- Text provided
Ryan Shea and Merrian Borgeson do more than talk the talk when it comes to heating and cooling their homes.

Both have careers shaped by their personal environmental commitments, commitments they’ve also kept in their away-from-work lives by replacing the gas furnaces in their respective homes with air-source heat pumps.

Shea, of Boulder, Colorado, is a manager in the carbon-free buildings program at RMI, formerly the Rocky Mountain Institute. He helps develop RMI’s residential decarbonization analysis tools, including the recently released Green Upgrade Calculator. He has a bachelor’s in mechanical engineering and a master’s in renewable and clean energy.

Borgeson, of Berkeley, California, is the climate and energy policy director for her state at the Natural Resources Defense Council. Her focus is on public policies that significantly reduce emissions from buildings, the transportation sector, and power generation. Among her degrees is a master’s from the energy and resource group at the University of California–Berkeley.

I spoke with Shea and Borgeson recently while working on a piece for Earth Day, which, yes, was back in April. My idea for that story seemed straightforward: A look at how some in the environmental movement heat and cool their homes. Professional environmentalists will jump at the chance to tell the HVAC world about their heat pumps and geothermal systems, I thought. It’ll be a cinch.

But after two months of searching for sources, I’ve yet to land anything close to a representative sample. I reached out to at least 10 major organizations involved in energy conservation, decarbonization, and green building construction. To some who responded initially, I sent a list of sample questions asking for the kinds of details HVAC geeks would want to know about a heating and cooling system — its energy use, the user’s experience with it, the home where it’s installed, and the weather where that home is located.

As the clock ticked on, and Earth Day passed, I tried to keep the story alive, moving to cajoling potential sources, then to shameless pleading, something like, “Please help! Our readership is interested in decarbonization and energy efficiency! This is a great chance for someone at your organization to tell the HVAC community about great emissions-reducing technology.”

Perhaps I didn’t successfully convey the goal of the story.

“Sorry this is not a press question list, this is (a) survey,” the media contact at one organization responded. “Slightly confused!”

When I wrote back to clarify, assuring her that these were indeed questions that interested us, despite how dry they sounded, she ghosted me. Some places never responded at all.

Still, for the two for whom I did secure interviews, let’s give credit where it’s due.

Borgeson and husband Sam own a Berkeley duplex, where they live with their two sons. They rent out the other unit, which is smaller. A few years back, they decided to replace an old gas furnace that serviced both units in a ducted system.

“We knew we didn’t want gas, so the main option ... was going to be an air-source heat pump,” Borgeson said. Geothermal, she said, was not practical because of their home’s small lot size.

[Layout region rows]

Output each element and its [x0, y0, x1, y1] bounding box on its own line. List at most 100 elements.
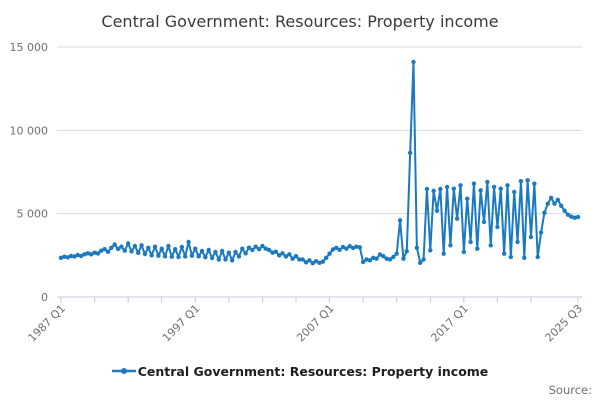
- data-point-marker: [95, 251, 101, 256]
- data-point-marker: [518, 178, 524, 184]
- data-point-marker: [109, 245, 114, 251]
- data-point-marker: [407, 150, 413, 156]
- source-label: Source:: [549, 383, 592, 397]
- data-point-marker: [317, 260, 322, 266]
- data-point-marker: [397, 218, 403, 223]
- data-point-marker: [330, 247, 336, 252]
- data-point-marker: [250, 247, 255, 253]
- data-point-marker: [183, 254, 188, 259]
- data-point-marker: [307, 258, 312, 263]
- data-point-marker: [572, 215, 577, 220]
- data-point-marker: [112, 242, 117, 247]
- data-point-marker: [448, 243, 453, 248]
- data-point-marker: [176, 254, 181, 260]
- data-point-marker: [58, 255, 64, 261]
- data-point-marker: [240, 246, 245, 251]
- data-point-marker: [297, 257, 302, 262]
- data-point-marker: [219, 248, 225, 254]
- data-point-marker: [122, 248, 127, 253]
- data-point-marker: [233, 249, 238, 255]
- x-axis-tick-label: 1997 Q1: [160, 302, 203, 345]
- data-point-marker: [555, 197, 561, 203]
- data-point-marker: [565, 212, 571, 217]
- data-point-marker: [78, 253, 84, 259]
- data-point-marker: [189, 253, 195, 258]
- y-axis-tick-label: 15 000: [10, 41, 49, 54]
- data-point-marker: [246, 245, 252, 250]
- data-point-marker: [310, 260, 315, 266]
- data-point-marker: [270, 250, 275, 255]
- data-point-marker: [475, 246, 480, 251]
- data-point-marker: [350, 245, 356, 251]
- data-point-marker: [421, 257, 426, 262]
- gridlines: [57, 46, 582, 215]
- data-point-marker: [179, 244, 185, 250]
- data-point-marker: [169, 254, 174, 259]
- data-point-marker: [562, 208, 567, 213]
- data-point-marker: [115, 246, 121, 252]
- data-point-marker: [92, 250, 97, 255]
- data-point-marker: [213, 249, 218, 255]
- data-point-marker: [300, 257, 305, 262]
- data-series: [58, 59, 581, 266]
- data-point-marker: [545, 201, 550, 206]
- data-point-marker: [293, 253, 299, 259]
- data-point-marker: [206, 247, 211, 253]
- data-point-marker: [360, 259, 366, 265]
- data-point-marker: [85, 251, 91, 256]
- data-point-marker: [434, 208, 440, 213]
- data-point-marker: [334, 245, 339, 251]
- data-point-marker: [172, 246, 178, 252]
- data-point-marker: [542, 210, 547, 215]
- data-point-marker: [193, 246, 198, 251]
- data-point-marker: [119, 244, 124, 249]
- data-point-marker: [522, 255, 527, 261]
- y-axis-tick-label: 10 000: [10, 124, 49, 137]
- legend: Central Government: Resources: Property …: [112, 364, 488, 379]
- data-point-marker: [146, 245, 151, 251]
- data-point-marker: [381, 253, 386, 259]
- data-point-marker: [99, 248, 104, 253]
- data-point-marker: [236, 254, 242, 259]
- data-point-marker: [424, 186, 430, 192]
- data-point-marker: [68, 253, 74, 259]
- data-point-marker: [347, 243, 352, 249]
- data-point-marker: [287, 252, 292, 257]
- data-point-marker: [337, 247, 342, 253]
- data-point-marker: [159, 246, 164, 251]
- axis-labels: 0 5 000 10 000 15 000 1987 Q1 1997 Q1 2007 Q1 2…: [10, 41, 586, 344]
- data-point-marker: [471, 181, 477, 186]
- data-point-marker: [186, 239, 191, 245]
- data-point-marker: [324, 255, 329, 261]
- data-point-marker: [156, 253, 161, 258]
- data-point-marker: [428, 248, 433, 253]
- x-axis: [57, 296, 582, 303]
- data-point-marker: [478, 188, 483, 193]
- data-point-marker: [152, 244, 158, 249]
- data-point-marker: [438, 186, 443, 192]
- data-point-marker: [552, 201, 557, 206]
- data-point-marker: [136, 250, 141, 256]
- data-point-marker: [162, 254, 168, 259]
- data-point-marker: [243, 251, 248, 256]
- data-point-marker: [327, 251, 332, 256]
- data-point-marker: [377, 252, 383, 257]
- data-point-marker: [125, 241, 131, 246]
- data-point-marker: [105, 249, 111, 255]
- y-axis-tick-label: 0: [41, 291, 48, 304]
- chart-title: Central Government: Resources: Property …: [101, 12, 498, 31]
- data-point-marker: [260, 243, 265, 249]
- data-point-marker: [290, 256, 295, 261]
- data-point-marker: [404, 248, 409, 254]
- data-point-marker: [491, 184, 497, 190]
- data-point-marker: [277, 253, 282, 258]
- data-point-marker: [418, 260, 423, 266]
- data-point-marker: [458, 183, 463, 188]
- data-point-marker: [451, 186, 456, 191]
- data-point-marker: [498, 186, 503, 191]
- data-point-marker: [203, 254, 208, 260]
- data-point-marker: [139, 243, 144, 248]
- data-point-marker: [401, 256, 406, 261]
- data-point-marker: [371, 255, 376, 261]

- Instructions to follow
Please transcribe the passage from the article on environmentalists' home heating between "Shea, of Boulder, Colorado, is" and "University of California–Berkeley.", inclusive.

- Exercise output
Shea, of Boulder, Colorado, is a manager in the carbon-free buildings program at RMI, formerly the Rocky Mountain Institute. He helps develop RMI’s residential decarbonization analysis tools, including the recently released Green Upgrade Calculator. He has a bachelor’s in mechanical engineering and a master’s in renewable and clean energy.

Borgeson, of Berkeley, California, is the climate and energy policy director for her state at the Natural Resources Defense Council. Her focus is on public policies that significantly reduce emissions from buildings, the transportation sector, and power generation. Among her degrees is a master’s from the energy and resource group at the University of California–Berkeley.